START DATA IN THIS EXERCISE

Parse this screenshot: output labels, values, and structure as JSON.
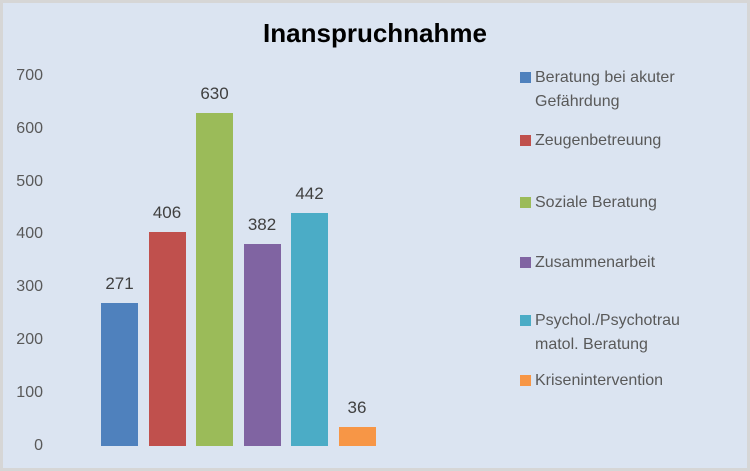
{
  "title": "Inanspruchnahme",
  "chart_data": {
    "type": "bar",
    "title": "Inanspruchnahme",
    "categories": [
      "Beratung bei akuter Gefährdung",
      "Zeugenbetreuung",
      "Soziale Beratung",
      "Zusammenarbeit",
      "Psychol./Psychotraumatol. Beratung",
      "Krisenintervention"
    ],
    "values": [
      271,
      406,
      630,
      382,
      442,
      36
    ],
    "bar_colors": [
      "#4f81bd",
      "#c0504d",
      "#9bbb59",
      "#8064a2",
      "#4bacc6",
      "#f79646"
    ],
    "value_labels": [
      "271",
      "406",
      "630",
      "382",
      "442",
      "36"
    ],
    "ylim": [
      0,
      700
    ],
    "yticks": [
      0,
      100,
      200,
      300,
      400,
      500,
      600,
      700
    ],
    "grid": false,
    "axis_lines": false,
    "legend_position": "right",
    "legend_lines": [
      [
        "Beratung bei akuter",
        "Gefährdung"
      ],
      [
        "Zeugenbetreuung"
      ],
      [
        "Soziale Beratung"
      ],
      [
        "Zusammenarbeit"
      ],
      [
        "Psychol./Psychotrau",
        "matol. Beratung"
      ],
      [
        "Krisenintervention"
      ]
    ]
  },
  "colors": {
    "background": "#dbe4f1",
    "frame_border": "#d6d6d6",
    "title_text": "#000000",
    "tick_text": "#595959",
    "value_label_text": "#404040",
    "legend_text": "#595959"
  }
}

END DATA IN THIS EXERCISE
START DATA IN THIS EXERCISE

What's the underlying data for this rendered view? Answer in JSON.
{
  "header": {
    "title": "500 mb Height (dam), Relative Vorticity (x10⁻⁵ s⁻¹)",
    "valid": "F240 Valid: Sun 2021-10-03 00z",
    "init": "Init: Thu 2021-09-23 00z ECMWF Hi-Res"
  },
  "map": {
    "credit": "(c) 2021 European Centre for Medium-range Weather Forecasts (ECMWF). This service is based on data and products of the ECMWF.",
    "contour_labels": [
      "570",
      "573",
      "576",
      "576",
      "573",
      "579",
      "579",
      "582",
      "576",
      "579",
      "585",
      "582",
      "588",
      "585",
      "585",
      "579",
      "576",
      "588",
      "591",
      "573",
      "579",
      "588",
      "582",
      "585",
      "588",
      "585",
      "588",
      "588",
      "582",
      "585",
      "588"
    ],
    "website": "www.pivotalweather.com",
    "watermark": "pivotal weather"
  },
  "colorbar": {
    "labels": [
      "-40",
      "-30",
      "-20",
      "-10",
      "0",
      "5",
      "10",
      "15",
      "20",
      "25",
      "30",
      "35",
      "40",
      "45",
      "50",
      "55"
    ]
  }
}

END DATA IN THIS EXERCISE

_SET PROBLEM_: State, as a bare number, how many lines of the listing hold the word "Zeugenbetreuung".

_SOLUTION_: 2